» **GOAL**:
Find each line with "υλικού" and copy it.

__________________________________________________

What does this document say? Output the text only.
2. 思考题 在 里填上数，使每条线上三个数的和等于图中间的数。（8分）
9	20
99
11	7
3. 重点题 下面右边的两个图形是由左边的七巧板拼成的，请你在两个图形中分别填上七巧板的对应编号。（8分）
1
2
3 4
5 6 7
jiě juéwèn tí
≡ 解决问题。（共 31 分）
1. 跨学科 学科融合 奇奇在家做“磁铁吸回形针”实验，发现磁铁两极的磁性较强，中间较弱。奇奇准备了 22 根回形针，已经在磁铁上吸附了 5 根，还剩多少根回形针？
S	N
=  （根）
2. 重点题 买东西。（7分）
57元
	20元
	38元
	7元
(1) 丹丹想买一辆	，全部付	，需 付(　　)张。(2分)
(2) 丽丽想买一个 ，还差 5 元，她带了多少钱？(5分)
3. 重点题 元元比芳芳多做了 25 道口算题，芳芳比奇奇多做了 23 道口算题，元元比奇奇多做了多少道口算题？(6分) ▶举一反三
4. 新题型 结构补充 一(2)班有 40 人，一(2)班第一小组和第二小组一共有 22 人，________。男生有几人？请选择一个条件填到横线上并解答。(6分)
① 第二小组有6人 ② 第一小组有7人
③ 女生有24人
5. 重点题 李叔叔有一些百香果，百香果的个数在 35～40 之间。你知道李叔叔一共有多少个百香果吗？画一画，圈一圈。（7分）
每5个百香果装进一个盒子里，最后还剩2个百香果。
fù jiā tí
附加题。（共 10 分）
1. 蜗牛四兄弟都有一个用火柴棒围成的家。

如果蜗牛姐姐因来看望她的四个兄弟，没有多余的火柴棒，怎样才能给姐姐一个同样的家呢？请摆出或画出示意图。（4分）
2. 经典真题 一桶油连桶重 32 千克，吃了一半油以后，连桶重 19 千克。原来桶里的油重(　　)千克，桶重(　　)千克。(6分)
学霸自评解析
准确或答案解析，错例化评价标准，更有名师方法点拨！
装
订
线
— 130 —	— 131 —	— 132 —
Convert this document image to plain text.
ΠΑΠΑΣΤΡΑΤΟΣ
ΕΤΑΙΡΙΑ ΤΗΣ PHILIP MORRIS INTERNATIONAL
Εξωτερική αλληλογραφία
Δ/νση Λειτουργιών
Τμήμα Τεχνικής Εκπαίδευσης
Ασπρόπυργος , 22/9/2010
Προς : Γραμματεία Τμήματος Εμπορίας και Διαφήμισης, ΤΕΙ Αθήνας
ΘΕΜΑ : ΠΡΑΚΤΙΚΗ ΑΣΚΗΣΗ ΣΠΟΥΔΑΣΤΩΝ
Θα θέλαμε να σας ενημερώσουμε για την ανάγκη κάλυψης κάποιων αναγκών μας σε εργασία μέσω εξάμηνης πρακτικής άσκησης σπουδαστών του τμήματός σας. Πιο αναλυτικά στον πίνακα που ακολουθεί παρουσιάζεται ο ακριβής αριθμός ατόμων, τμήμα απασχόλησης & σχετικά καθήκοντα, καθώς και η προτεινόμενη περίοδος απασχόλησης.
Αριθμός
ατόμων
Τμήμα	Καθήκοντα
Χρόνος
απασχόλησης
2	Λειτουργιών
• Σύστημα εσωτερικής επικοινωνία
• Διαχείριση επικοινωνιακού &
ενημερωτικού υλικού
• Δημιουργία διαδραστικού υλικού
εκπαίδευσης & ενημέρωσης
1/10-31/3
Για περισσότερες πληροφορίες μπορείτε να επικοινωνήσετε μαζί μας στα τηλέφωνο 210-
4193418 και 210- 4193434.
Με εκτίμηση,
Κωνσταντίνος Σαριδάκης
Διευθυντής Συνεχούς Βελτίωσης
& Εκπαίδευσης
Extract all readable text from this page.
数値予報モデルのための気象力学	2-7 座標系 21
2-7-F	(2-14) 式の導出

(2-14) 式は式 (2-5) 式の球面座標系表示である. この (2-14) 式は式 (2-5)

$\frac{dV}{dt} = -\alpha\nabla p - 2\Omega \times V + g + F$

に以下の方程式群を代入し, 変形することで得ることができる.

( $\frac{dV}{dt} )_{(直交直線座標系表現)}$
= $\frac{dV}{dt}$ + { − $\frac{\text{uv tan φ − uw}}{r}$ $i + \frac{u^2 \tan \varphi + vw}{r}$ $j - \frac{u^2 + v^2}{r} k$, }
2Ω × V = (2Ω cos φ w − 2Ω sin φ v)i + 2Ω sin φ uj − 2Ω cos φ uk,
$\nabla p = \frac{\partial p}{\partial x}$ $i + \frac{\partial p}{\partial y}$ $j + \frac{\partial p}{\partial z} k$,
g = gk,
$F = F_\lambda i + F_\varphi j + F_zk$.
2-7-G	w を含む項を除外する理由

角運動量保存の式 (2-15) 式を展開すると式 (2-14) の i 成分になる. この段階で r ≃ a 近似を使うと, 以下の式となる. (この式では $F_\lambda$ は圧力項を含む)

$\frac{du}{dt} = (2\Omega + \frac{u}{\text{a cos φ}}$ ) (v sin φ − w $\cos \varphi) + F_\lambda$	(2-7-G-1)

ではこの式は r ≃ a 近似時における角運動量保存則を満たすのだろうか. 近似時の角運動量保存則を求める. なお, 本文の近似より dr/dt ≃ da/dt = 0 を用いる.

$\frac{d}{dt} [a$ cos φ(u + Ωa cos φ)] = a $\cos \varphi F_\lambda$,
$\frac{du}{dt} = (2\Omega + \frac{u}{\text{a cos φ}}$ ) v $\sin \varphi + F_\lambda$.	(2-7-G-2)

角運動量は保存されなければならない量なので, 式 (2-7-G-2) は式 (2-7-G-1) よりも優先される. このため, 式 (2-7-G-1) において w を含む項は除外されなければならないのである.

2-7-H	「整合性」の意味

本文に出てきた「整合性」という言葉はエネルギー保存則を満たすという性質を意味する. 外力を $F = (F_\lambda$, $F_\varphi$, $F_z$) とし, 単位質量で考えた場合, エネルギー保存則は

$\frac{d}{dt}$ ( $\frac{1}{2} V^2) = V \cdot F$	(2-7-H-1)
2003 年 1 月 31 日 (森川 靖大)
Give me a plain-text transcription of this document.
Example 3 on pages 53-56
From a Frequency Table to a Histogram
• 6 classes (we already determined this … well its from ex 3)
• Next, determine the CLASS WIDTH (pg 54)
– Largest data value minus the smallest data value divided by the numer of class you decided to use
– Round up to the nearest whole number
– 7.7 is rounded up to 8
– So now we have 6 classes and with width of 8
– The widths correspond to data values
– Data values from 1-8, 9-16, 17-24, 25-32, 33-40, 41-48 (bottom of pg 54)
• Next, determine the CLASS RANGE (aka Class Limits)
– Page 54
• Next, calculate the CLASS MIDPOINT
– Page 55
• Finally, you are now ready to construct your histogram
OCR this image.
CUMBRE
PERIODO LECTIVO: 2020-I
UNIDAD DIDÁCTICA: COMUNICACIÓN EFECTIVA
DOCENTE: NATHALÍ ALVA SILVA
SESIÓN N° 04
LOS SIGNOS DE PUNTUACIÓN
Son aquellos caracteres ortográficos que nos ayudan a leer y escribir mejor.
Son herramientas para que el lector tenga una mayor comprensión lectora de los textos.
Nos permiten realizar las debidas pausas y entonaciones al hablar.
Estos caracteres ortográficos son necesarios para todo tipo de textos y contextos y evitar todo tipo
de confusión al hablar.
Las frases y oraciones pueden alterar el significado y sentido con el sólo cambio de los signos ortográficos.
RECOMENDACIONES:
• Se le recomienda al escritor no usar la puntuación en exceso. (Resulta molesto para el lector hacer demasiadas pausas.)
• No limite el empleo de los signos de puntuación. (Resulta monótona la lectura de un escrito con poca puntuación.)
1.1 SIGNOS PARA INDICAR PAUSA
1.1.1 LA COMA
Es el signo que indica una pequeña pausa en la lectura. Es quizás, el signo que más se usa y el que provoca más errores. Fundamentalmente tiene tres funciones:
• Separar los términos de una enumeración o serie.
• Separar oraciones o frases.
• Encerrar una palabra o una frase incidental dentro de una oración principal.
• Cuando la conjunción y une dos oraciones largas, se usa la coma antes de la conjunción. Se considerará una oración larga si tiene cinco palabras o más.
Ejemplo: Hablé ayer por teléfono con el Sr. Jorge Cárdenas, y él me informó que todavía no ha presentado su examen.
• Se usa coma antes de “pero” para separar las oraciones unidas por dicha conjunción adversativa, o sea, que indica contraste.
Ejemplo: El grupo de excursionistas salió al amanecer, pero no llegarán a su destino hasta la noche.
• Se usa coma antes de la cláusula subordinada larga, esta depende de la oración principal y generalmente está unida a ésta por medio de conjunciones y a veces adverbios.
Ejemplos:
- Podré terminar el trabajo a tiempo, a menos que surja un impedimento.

__________________________________________________

» **FULL SOLUTION**:
ενημερωτικού υλικού
• Δημιουργία διαδραστικού υλικού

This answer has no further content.